» **Extracted data entries**:

--

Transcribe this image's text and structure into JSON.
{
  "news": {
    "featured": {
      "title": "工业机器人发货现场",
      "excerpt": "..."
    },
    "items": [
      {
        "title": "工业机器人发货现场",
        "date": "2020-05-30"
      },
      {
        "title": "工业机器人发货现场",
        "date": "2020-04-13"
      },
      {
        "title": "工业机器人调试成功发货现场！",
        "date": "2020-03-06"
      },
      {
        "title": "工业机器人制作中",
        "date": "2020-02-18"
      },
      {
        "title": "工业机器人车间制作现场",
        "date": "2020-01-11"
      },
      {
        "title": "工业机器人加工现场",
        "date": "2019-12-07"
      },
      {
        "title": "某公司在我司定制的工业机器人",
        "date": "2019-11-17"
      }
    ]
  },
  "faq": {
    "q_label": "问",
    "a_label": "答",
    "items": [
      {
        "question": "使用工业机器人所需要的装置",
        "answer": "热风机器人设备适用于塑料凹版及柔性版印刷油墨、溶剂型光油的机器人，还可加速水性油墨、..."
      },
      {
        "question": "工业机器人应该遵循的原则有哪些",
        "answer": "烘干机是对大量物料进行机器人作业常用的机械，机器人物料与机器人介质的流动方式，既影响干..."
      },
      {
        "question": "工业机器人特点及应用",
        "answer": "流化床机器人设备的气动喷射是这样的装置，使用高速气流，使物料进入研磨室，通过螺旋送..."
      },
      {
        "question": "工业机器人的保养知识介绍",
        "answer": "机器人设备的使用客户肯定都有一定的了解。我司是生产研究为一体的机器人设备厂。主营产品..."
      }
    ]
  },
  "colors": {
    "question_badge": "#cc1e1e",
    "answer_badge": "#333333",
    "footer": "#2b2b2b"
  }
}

--

Produce a verbatim transcription of the entries above.

Transcribe this image's text and structure into JSON.
{
  "news": {
    "featured": {
      "title": "工业机器人发货现场",
      "excerpt": "..."
    },
    "items": [
      {
        "title": "工业机器人发货现场",
        "date": "2020-05-30"
      },
      {
        "title": "工业机器人发货现场",
        "date": "2020-04-13"
      },
      {
        "title": "工业机器人调试成功发货现场！",
        "date": "2020-03-06"
      },
      {
        "title": "工业机器人制作中",
        "date": "2020-02-18"
      },
      {
        "title": "工业机器人车间制作现场",
        "date": "2020-01-11"
      },
      {
        "title": "工业机器人加工现场",
        "date": "2019-12-07"
      },
      {
        "title": "某公司在我司定制的工业机器人",
        "date": "2019-11-17"
      }
    ]
  },
  "faq": {
    "q_label": "问",
    "a_label": "答",
    "items": [
      {
        "question": "使用工业机器人所需要的装置",
        "answer": "热风机器人设备适用于塑料凹版及柔性版印刷油墨、溶剂型光油的机器人，还可加速水性油墨、..."
      },
      {
        "question": "工业机器人应该遵循的原则有哪些",
        "answer": "烘干机是对大量物料进行机器人作业常用的机械，机器人物料与机器人介质的流动方式，既影响干..."
      },
      {
        "question": "工业机器人特点及应用",
        "answer": "流化床机器人设备的气动喷射是这样的装置，使用高速气流，使物料进入研磨室，通过螺旋送..."
      },
      {
        "question": "工业机器人的保养知识介绍",
        "answer": "机器人设备的使用客户肯定都有一定的了解。我司是生产研究为一体的机器人设备厂。主营产品..."
      }
    ]
  },
  "colors": {
    "question_badge": "#cc1e1e",
    "answer_badge": "#333333",
    "footer": "#2b2b2b"
  }
}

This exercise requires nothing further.